— BEGIN Data for processing —

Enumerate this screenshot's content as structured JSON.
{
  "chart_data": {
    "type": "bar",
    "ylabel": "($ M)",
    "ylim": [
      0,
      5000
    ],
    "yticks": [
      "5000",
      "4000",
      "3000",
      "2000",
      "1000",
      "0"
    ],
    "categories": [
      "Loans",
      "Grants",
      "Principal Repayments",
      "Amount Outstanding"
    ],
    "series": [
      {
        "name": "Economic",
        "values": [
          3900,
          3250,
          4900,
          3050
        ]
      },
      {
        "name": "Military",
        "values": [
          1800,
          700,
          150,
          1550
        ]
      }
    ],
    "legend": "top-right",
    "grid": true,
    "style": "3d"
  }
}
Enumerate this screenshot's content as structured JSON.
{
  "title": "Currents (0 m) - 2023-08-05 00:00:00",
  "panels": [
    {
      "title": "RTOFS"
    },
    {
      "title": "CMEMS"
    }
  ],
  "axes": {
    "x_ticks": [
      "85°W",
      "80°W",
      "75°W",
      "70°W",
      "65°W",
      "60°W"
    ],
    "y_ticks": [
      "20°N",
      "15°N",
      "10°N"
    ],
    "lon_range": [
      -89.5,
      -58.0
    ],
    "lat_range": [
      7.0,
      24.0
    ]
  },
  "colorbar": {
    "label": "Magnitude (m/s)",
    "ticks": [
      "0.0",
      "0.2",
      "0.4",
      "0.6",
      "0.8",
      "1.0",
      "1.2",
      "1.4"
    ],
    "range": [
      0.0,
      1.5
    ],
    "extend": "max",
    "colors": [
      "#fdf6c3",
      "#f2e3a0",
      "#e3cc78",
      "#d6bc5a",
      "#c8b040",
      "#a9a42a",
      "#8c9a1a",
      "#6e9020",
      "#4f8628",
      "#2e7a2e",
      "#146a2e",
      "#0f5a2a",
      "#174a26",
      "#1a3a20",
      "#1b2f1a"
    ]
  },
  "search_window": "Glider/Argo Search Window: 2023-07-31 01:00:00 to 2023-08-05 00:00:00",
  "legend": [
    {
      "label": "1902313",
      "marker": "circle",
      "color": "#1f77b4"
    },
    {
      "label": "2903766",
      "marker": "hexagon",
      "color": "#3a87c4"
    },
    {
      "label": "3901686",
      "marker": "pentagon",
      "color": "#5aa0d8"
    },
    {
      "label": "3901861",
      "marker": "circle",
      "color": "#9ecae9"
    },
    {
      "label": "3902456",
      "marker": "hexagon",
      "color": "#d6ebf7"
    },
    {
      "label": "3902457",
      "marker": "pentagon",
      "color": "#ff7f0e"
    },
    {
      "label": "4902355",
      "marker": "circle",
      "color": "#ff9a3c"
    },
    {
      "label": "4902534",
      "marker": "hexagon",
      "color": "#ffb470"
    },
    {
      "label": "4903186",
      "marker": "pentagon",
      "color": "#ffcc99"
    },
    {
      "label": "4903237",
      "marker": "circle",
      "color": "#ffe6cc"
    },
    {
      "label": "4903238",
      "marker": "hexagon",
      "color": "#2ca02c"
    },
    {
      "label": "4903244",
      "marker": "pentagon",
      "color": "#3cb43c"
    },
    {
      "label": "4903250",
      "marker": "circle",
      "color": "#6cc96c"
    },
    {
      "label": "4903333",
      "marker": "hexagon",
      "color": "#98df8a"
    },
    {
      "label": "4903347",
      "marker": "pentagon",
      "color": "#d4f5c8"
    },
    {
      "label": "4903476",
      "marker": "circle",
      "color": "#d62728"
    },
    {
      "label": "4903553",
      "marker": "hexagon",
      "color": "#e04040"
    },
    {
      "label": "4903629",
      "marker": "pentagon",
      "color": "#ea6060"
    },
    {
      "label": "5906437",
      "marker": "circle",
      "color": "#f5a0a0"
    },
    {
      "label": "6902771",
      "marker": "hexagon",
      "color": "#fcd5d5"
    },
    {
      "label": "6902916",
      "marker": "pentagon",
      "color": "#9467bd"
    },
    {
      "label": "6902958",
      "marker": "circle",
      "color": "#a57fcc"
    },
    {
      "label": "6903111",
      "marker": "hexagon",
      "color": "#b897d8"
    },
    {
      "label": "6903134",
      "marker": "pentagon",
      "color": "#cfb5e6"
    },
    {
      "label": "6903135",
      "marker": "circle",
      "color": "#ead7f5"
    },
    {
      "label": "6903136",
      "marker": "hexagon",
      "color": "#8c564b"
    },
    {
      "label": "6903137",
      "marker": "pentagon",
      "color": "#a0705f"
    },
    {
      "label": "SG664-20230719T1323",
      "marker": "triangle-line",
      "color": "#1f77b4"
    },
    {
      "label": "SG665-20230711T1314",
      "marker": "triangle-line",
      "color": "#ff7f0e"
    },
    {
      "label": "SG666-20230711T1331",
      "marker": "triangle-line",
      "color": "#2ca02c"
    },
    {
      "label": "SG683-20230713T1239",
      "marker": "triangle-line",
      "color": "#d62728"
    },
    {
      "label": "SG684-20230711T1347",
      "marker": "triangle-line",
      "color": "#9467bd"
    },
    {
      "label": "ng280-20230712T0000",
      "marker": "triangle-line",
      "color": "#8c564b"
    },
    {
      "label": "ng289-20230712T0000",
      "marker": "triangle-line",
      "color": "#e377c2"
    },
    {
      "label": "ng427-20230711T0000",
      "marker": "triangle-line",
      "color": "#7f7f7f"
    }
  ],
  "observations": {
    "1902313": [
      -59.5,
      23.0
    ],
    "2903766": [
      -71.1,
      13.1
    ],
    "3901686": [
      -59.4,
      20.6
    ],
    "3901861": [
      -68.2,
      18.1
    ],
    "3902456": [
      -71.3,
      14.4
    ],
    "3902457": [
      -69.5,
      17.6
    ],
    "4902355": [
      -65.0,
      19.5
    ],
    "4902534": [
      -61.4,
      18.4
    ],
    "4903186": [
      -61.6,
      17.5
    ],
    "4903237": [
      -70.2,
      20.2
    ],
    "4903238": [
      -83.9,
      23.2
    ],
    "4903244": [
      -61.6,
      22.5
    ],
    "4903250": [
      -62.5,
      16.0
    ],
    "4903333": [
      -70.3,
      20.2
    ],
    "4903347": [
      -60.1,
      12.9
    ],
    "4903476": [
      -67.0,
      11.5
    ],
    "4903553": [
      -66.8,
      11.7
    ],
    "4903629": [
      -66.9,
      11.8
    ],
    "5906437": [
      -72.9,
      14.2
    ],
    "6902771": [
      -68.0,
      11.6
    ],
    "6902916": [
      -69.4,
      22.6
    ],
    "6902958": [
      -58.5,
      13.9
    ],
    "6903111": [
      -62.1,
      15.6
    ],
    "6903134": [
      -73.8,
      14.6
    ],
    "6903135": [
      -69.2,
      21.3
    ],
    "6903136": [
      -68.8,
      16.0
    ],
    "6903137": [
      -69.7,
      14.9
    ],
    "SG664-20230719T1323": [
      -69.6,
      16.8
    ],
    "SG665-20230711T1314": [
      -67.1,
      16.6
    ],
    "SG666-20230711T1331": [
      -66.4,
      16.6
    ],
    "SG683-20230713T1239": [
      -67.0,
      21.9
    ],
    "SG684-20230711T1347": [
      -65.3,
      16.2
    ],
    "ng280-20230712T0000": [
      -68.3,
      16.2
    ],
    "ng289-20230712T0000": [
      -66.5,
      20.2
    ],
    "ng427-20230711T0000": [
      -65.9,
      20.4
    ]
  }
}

— END Data for processing —

◆ **Set problem**: Reproduce the entries above in full by retyping them exactly.

◆ **The answer**:
Enumerate this screenshot's content as structured JSON.
{
  "chart_data": {
    "type": "bar",
    "ylabel": "($ M)",
    "ylim": [
      0,
      5000
    ],
    "yticks": [
      "5000",
      "4000",
      "3000",
      "2000",
      "1000",
      "0"
    ],
    "categories": [
      "Loans",
      "Grants",
      "Principal Repayments",
      "Amount Outstanding"
    ],
    "series": [
      {
        "name": "Economic",
        "values": [
          3900,
          3250,
          4900,
          3050
        ]
      },
      {
        "name": "Military",
        "values": [
          1800,
          700,
          150,
          1550
        ]
      }
    ],
    "legend": "top-right",
    "grid": true,
    "style": "3d"
  }
}
Enumerate this screenshot's content as structured JSON.
{
  "title": "Currents (0 m) - 2023-08-05 00:00:00",
  "panels": [
    {
      "title": "RTOFS"
    },
    {
      "title": "CMEMS"
    }
  ],
  "axes": {
    "x_ticks": [
      "85°W",
      "80°W",
      "75°W",
      "70°W",
      "65°W",
      "60°W"
    ],
    "y_ticks": [
      "20°N",
      "15°N",
      "10°N"
    ],
    "lon_range": [
      -89.5,
      -58.0
    ],
    "lat_range": [
      7.0,
      24.0
    ]
  },
  "colorbar": {
    "label": "Magnitude (m/s)",
    "ticks": [
      "0.0",
      "0.2",
      "0.4",
      "0.6",
      "0.8",
      "1.0",
      "1.2",
      "1.4"
    ],
    "range": [
      0.0,
      1.5
    ],
    "extend": "max",
    "colors": [
      "#fdf6c3",
      "#f2e3a0",
      "#e3cc78",
      "#d6bc5a",
      "#c8b040",
      "#a9a42a",
      "#8c9a1a",
      "#6e9020",
      "#4f8628",
      "#2e7a2e",
      "#146a2e",
      "#0f5a2a",
      "#174a26",
      "#1a3a20",
      "#1b2f1a"
    ]
  },
  "search_window": "Glider/Argo Search Window: 2023-07-31 01:00:00 to 2023-08-05 00:00:00",
  "legend": [
    {
      "label": "1902313",
      "marker": "circle",
      "color": "#1f77b4"
    },
    {
      "label": "2903766",
      "marker": "hexagon",
      "color": "#3a87c4"
    },
    {
      "label": "3901686",
      "marker": "pentagon",
      "color": "#5aa0d8"
    },
    {
      "label": "3901861",
      "marker": "circle",
      "color": "#9ecae9"
    },
    {
      "label": "3902456",
      "marker": "hexagon",
      "color": "#d6ebf7"
    },
    {
      "label": "3902457",
      "marker": "pentagon",
      "color": "#ff7f0e"
    },
    {
      "label": "4902355",
      "marker": "circle",
      "color": "#ff9a3c"
    },
    {
      "label": "4902534",
      "marker": "hexagon",
      "color": "#ffb470"
    },
    {
      "label": "4903186",
      "marker": "pentagon",
      "color": "#ffcc99"
    },
    {
      "label": "4903237",
      "marker": "circle",
      "color": "#ffe6cc"
    },
    {
      "label": "4903238",
      "marker": "hexagon",
      "color": "#2ca02c"
    },
    {
      "label": "4903244",
      "marker": "pentagon",
      "color": "#3cb43c"
    },
    {
      "label": "4903250",
      "marker": "circle",
      "color": "#6cc96c"
    },
    {
      "label": "4903333",
      "marker": "hexagon",
      "color": "#98df8a"
    },
    {
      "label": "4903347",
      "marker": "pentagon",
      "color": "#d4f5c8"
    },
    {
      "label": "4903476",
      "marker": "circle",
      "color": "#d62728"
    },
    {
      "label": "4903553",
      "marker": "hexagon",
      "color": "#e04040"
    },
    {
      "label": "4903629",
      "marker": "pentagon",
      "color": "#ea6060"
    },
    {
      "label": "5906437",
      "marker": "circle",
      "color": "#f5a0a0"
    },
    {
      "label": "6902771",
      "marker": "hexagon",
      "color": "#fcd5d5"
    },
    {
      "label": "6902916",
      "marker": "pentagon",
      "color": "#9467bd"
    },
    {
      "label": "6902958",
      "marker": "circle",
      "color": "#a57fcc"
    },
    {
      "label": "6903111",
      "marker": "hexagon",
      "color": "#b897d8"
    },
    {
      "label": "6903134",
      "marker": "pentagon",
      "color": "#cfb5e6"
    },
    {
      "label": "6903135",
      "marker": "circle",
      "color": "#ead7f5"
    },
    {
      "label": "6903136",
      "marker": "hexagon",
      "color": "#8c564b"
    },
    {
      "label": "6903137",
      "marker": "pentagon",
      "color": "#a0705f"
    },
    {
      "label": "SG664-20230719T1323",
      "marker": "triangle-line",
      "color": "#1f77b4"
    },
    {
      "label": "SG665-20230711T1314",
      "marker": "triangle-line",
      "color": "#ff7f0e"
    },
    {
      "label": "SG666-20230711T1331",
      "marker": "triangle-line",
      "color": "#2ca02c"
    },
    {
      "label": "SG683-20230713T1239",
      "marker": "triangle-line",
      "color": "#d62728"
    },
    {
      "label": "SG684-20230711T1347",
      "marker": "triangle-line",
      "color": "#9467bd"
    },
    {
      "label": "ng280-20230712T0000",
      "marker": "triangle-line",
      "color": "#8c564b"
    },
    {
      "label": "ng289-20230712T0000",
      "marker": "triangle-line",
      "color": "#e377c2"
    },
    {
      "label": "ng427-20230711T0000",
      "marker": "triangle-line",
      "color": "#7f7f7f"
    }
  ],
  "observations": {
    "1902313": [
      -59.5,
      23.0
    ],
    "2903766": [
      -71.1,
      13.1
    ],
    "3901686": [
      -59.4,
      20.6
    ],
    "3901861": [
      -68.2,
      18.1
    ],
    "3902456": [
      -71.3,
      14.4
    ],
    "3902457": [
      -69.5,
      17.6
    ],
    "4902355": [
      -65.0,
      19.5
    ],
    "4902534": [
      -61.4,
      18.4
    ],
    "4903186": [
      -61.6,
      17.5
    ],
    "4903237": [
      -70.2,
      20.2
    ],
    "4903238": [
      -83.9,
      23.2
    ],
    "4903244": [
      -61.6,
      22.5
    ],
    "4903250": [
      -62.5,
      16.0
    ],
    "4903333": [
      -70.3,
      20.2
    ],
    "4903347": [
      -60.1,
      12.9
    ],
    "4903476": [
      -67.0,
      11.5
    ],
    "4903553": [
      -66.8,
      11.7
    ],
    "4903629": [
      -66.9,
      11.8
    ],
    "5906437": [
      -72.9,
      14.2
    ],
    "6902771": [
      -68.0,
      11.6
    ],
    "6902916": [
      -69.4,
      22.6
    ],
    "6902958": [
      -58.5,
      13.9
    ],
    "6903111": [
      -62.1,
      15.6
    ],
    "6903134": [
      -73.8,
      14.6
    ],
    "6903135": [
      -69.2,
      21.3
    ],
    "6903136": [
      -68.8,
      16.0
    ],
    "6903137": [
      -69.7,
      14.9
    ],
    "SG664-20230719T1323": [
      -69.6,
      16.8
    ],
    "SG665-20230711T1314": [
      -67.1,
      16.6
    ],
    "SG666-20230711T1331": [
      -66.4,
      16.6
    ],
    "SG683-20230713T1239": [
      -67.0,
      21.9
    ],
    "SG684-20230711T1347": [
      -65.3,
      16.2
    ],
    "ng280-20230712T0000": [
      -68.3,
      16.2
    ],
    "ng289-20230712T0000": [
      -66.5,
      20.2
    ],
    "ng427-20230711T0000": [
      -65.9,
      20.4
    ]
  }
}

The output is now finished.